• **Requirements**: Find the lines with "When" in them and copy them out.

-- Start --

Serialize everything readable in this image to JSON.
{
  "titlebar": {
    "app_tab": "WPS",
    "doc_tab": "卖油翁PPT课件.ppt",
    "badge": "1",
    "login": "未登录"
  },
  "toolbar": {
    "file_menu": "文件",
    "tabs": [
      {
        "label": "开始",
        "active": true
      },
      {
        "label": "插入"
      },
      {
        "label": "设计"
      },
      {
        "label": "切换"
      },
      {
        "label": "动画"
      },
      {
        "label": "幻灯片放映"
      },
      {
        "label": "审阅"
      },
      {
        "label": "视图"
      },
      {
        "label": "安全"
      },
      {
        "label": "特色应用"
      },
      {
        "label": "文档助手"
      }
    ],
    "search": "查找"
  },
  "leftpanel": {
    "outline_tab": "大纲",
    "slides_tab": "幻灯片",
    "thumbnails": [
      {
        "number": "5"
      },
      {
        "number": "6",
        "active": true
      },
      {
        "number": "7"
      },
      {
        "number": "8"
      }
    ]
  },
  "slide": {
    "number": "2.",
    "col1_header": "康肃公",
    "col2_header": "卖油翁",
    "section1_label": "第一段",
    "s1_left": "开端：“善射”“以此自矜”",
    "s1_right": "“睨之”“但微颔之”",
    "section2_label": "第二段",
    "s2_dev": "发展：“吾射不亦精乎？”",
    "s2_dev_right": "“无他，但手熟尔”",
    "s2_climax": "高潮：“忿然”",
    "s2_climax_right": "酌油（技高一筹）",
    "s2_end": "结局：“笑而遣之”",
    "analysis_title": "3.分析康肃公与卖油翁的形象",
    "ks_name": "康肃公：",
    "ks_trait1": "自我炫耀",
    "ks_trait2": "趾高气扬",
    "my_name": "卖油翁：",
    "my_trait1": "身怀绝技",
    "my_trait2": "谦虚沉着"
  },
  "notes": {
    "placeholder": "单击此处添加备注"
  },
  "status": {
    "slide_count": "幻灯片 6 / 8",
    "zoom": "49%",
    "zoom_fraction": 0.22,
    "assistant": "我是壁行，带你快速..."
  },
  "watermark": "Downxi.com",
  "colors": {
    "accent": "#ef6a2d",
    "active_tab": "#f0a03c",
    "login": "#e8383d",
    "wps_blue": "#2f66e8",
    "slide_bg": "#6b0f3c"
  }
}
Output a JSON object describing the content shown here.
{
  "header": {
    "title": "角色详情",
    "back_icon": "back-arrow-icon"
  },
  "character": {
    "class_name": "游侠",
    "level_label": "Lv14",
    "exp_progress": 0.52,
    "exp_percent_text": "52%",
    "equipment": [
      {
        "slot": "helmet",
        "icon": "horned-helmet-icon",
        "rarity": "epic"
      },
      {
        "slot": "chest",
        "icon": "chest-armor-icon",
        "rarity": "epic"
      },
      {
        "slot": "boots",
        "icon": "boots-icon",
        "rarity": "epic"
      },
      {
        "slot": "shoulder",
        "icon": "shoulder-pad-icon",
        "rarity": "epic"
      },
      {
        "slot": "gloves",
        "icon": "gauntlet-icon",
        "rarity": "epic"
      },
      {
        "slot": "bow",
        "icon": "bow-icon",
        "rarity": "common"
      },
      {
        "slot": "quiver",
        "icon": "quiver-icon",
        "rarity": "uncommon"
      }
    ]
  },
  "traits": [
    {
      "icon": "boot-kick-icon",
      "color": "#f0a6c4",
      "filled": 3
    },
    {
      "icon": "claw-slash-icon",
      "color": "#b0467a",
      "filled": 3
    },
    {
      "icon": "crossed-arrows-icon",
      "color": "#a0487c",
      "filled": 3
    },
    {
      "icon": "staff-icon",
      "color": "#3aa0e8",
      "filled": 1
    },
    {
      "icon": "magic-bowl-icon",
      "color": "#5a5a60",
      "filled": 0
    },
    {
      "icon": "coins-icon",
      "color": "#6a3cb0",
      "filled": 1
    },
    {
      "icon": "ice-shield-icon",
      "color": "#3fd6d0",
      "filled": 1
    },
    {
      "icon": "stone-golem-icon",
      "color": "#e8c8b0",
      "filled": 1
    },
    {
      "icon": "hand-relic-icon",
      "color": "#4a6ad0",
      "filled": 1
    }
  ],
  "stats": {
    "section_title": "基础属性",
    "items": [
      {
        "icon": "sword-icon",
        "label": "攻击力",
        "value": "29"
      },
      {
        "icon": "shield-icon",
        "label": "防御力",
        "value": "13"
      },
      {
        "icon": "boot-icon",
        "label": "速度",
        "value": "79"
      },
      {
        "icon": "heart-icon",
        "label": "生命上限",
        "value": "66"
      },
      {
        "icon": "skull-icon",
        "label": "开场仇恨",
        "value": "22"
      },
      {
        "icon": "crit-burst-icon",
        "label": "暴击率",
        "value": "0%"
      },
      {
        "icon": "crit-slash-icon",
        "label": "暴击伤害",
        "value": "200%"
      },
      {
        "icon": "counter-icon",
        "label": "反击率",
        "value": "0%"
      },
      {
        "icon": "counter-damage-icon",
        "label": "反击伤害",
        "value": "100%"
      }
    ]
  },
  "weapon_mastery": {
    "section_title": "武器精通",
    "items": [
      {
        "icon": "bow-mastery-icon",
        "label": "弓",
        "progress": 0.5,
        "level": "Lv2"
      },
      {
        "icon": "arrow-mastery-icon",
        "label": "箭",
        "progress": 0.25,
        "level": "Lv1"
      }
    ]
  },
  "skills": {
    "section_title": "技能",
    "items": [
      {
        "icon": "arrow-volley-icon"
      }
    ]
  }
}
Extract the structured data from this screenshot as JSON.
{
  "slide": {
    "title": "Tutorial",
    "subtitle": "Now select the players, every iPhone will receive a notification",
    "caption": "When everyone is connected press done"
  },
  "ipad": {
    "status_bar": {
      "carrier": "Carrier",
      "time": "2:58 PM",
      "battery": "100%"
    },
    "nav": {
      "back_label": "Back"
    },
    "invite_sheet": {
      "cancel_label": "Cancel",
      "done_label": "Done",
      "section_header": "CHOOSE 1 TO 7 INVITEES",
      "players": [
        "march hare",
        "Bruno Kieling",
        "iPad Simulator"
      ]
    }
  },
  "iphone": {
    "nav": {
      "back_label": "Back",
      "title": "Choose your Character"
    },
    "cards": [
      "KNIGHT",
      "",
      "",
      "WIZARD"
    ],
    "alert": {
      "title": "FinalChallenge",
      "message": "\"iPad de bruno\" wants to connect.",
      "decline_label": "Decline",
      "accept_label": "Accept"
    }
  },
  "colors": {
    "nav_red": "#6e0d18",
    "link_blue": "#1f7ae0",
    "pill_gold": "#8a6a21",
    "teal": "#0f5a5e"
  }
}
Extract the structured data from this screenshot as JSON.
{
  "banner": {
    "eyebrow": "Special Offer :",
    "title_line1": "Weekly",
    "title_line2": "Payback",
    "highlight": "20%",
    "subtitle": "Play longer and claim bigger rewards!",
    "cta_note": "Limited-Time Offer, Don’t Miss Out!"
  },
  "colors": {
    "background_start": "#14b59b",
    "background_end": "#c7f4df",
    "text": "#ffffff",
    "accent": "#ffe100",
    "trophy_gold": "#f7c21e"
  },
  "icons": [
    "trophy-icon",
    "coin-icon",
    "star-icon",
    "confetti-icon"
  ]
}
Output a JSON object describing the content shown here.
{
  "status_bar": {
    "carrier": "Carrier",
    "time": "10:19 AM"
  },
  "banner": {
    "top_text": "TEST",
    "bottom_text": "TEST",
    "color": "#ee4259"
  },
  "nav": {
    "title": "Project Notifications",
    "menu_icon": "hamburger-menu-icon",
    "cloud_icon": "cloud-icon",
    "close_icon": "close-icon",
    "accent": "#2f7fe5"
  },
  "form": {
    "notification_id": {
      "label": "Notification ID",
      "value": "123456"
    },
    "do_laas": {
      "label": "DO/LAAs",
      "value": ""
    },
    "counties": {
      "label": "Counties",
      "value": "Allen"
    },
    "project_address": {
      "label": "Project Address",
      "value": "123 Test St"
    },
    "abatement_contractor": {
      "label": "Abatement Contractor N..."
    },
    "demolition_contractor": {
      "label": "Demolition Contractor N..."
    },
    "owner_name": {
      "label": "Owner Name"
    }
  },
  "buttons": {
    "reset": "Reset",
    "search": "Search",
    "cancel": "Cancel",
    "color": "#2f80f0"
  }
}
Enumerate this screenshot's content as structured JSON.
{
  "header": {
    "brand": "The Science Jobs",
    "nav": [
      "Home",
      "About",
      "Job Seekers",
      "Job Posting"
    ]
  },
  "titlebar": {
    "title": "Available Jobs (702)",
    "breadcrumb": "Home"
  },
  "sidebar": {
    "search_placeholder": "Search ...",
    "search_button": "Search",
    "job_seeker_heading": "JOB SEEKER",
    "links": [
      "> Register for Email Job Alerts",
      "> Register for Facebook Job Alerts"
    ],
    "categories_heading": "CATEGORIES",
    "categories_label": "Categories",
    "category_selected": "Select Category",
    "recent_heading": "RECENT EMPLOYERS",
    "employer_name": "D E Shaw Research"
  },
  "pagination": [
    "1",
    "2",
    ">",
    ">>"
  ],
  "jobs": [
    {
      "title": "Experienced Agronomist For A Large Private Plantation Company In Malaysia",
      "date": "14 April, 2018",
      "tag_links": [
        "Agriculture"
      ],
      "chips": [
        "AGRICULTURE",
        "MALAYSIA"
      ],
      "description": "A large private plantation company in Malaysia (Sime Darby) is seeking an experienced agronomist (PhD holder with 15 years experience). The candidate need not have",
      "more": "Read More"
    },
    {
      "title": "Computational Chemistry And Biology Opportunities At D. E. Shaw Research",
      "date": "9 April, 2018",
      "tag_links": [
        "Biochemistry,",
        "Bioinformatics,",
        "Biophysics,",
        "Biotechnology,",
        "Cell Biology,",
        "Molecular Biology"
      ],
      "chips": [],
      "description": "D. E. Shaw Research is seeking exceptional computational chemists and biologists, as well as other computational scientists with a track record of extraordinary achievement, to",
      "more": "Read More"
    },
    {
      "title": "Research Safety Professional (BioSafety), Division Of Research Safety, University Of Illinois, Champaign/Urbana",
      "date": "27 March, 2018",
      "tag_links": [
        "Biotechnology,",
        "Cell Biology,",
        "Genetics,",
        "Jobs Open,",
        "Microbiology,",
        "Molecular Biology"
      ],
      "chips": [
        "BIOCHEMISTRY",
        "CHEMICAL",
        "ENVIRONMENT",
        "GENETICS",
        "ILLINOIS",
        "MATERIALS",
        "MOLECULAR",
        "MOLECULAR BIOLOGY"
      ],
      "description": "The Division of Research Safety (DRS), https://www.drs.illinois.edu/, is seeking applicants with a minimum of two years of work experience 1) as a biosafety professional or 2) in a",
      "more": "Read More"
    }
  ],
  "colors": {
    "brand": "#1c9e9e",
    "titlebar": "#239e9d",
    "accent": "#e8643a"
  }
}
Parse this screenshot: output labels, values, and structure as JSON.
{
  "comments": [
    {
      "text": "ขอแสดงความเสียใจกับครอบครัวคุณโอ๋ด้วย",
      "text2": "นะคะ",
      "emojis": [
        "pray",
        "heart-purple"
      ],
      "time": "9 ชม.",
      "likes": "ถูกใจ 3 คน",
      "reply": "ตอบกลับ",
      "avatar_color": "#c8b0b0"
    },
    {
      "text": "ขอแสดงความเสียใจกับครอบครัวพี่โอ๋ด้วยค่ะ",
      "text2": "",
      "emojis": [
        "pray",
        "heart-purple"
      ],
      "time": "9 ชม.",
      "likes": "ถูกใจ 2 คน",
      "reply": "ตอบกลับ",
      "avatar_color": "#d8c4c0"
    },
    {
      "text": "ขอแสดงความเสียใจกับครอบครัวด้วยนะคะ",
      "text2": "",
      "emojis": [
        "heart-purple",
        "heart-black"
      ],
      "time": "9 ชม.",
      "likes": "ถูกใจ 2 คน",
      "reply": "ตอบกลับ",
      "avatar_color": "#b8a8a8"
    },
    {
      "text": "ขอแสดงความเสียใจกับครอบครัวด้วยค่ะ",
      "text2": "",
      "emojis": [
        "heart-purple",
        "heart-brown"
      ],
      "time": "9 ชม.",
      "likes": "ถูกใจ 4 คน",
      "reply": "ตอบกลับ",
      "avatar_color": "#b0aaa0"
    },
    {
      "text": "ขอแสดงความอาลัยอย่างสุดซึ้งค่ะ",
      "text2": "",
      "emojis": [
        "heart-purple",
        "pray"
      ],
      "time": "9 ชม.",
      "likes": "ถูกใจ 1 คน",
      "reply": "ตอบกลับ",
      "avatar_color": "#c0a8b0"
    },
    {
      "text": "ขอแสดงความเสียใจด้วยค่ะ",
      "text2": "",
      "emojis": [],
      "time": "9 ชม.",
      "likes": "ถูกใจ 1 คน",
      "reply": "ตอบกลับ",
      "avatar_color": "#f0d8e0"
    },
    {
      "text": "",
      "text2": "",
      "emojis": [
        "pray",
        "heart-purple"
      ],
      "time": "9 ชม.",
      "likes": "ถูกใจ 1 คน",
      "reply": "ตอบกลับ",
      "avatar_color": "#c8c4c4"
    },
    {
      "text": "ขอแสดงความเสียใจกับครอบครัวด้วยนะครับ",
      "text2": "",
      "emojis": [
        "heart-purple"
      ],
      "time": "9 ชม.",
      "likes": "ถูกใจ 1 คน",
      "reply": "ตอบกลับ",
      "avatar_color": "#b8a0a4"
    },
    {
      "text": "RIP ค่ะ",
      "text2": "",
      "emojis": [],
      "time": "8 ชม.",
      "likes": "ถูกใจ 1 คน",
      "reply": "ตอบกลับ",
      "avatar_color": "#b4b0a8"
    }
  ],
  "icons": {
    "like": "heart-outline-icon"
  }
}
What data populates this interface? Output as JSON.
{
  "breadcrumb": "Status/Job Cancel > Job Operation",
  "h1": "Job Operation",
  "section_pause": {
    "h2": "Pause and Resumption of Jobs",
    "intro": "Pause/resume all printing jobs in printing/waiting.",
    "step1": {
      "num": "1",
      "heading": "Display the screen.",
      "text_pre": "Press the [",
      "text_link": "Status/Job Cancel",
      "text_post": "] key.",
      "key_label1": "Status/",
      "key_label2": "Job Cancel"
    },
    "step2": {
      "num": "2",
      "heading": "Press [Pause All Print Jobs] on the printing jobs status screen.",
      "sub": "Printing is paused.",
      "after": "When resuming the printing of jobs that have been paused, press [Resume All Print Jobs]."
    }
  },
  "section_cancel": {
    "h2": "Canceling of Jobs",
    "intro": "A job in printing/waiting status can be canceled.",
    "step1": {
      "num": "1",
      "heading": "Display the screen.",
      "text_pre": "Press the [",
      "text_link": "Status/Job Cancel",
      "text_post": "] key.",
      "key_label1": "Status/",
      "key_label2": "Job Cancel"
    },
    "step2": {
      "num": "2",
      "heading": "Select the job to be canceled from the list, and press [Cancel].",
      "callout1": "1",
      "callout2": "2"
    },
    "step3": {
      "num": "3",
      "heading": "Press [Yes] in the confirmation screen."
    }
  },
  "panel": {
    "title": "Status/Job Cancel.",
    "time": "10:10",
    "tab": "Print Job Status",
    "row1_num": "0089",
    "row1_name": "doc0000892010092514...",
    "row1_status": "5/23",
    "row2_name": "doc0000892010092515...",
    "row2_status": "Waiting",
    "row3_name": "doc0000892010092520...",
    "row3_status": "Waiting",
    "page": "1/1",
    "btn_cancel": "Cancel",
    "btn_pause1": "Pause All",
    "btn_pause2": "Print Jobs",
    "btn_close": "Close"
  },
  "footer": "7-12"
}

-- End --

• **Solution to this exercise**:
    "caption": "When everyone is connected press done"
      "after": "When resuming the printing of jobs that have been paused, press [Resume All Print Jobs]."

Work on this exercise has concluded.